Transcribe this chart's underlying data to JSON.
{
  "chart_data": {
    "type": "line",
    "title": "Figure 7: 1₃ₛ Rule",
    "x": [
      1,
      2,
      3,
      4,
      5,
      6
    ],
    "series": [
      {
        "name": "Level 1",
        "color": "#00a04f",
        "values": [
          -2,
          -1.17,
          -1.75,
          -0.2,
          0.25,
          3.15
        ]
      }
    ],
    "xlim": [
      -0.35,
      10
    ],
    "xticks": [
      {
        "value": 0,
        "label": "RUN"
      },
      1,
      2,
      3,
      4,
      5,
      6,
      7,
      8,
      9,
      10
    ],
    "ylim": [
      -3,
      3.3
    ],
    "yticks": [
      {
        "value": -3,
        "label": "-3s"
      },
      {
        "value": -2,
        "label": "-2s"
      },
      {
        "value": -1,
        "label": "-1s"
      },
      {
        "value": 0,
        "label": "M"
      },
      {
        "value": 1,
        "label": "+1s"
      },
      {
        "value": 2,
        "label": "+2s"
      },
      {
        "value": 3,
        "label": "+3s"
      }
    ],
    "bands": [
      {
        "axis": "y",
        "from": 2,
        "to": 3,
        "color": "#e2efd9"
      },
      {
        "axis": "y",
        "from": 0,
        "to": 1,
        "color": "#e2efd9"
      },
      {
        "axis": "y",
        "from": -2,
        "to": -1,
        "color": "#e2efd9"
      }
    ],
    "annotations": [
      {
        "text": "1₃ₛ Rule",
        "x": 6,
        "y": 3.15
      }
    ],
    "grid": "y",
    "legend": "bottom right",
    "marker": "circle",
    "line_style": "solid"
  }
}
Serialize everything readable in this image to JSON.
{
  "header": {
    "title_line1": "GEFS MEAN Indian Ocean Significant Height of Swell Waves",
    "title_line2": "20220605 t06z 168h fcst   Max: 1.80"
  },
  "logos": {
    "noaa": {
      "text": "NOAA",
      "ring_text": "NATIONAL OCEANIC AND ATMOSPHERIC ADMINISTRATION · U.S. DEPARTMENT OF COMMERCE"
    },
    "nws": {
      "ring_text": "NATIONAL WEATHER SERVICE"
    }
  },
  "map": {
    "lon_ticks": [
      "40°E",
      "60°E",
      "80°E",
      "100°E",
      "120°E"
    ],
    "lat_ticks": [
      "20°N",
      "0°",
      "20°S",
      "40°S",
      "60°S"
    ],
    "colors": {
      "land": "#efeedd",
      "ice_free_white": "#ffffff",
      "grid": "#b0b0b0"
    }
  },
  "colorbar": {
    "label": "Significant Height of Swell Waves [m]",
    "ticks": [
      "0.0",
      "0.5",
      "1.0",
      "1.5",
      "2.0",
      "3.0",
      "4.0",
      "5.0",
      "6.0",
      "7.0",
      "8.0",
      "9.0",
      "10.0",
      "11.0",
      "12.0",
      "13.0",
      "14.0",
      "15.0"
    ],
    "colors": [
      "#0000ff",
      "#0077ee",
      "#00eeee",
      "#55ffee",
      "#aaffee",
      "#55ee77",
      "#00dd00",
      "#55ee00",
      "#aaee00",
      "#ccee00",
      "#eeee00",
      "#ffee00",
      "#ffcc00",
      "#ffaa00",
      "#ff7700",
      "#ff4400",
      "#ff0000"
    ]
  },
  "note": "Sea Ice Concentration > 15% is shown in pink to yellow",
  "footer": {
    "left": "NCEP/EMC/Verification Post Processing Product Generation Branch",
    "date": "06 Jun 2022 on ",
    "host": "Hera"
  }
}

***

# [Short exercise]
Write the listing out again, exactly as shown above.

# [Worked solution]
Transcribe this chart's underlying data to JSON.
{
  "chart_data": {
    "type": "line",
    "title": "Figure 7: 1₃ₛ Rule",
    "x": [
      1,
      2,
      3,
      4,
      5,
      6
    ],
    "series": [
      {
        "name": "Level 1",
        "color": "#00a04f",
        "values": [
          -2,
          -1.17,
          -1.75,
          -0.2,
          0.25,
          3.15
        ]
      }
    ],
    "xlim": [
      -0.35,
      10
    ],
    "xticks": [
      {
        "value": 0,
        "label": "RUN"
      },
      1,
      2,
      3,
      4,
      5,
      6,
      7,
      8,
      9,
      10
    ],
    "ylim": [
      -3,
      3.3
    ],
    "yticks": [
      {
        "value": -3,
        "label": "-3s"
      },
      {
        "value": -2,
        "label": "-2s"
      },
      {
        "value": -1,
        "label": "-1s"
      },
      {
        "value": 0,
        "label": "M"
      },
      {
        "value": 1,
        "label": "+1s"
      },
      {
        "value": 2,
        "label": "+2s"
      },
      {
        "value": 3,
        "label": "+3s"
      }
    ],
    "bands": [
      {
        "axis": "y",
        "from": 2,
        "to": 3,
        "color": "#e2efd9"
      },
      {
        "axis": "y",
        "from": 0,
        "to": 1,
        "color": "#e2efd9"
      },
      {
        "axis": "y",
        "from": -2,
        "to": -1,
        "color": "#e2efd9"
      }
    ],
    "annotations": [
      {
        "text": "1₃ₛ Rule",
        "x": 6,
        "y": 3.15
      }
    ],
    "grid": "y",
    "legend": "bottom right",
    "marker": "circle",
    "line_style": "solid"
  }
}
Serialize everything readable in this image to JSON.
{
  "header": {
    "title_line1": "GEFS MEAN Indian Ocean Significant Height of Swell Waves",
    "title_line2": "20220605 t06z 168h fcst   Max: 1.80"
  },
  "logos": {
    "noaa": {
      "text": "NOAA",
      "ring_text": "NATIONAL OCEANIC AND ATMOSPHERIC ADMINISTRATION · U.S. DEPARTMENT OF COMMERCE"
    },
    "nws": {
      "ring_text": "NATIONAL WEATHER SERVICE"
    }
  },
  "map": {
    "lon_ticks": [
      "40°E",
      "60°E",
      "80°E",
      "100°E",
      "120°E"
    ],
    "lat_ticks": [
      "20°N",
      "0°",
      "20°S",
      "40°S",
      "60°S"
    ],
    "colors": {
      "land": "#efeedd",
      "ice_free_white": "#ffffff",
      "grid": "#b0b0b0"
    }
  },
  "colorbar": {
    "label": "Significant Height of Swell Waves [m]",
    "ticks": [
      "0.0",
      "0.5",
      "1.0",
      "1.5",
      "2.0",
      "3.0",
      "4.0",
      "5.0",
      "6.0",
      "7.0",
      "8.0",
      "9.0",
      "10.0",
      "11.0",
      "12.0",
      "13.0",
      "14.0",
      "15.0"
    ],
    "colors": [
      "#0000ff",
      "#0077ee",
      "#00eeee",
      "#55ffee",
      "#aaffee",
      "#55ee77",
      "#00dd00",
      "#55ee00",
      "#aaee00",
      "#ccee00",
      "#eeee00",
      "#ffee00",
      "#ffcc00",
      "#ffaa00",
      "#ff7700",
      "#ff4400",
      "#ff0000"
    ]
  },
  "note": "Sea Ice Concentration > 15% is shown in pink to yellow",
  "footer": {
    "left": "NCEP/EMC/Verification Post Processing Product Generation Branch",
    "date": "06 Jun 2022 on ",
    "host": "Hera"
  }
}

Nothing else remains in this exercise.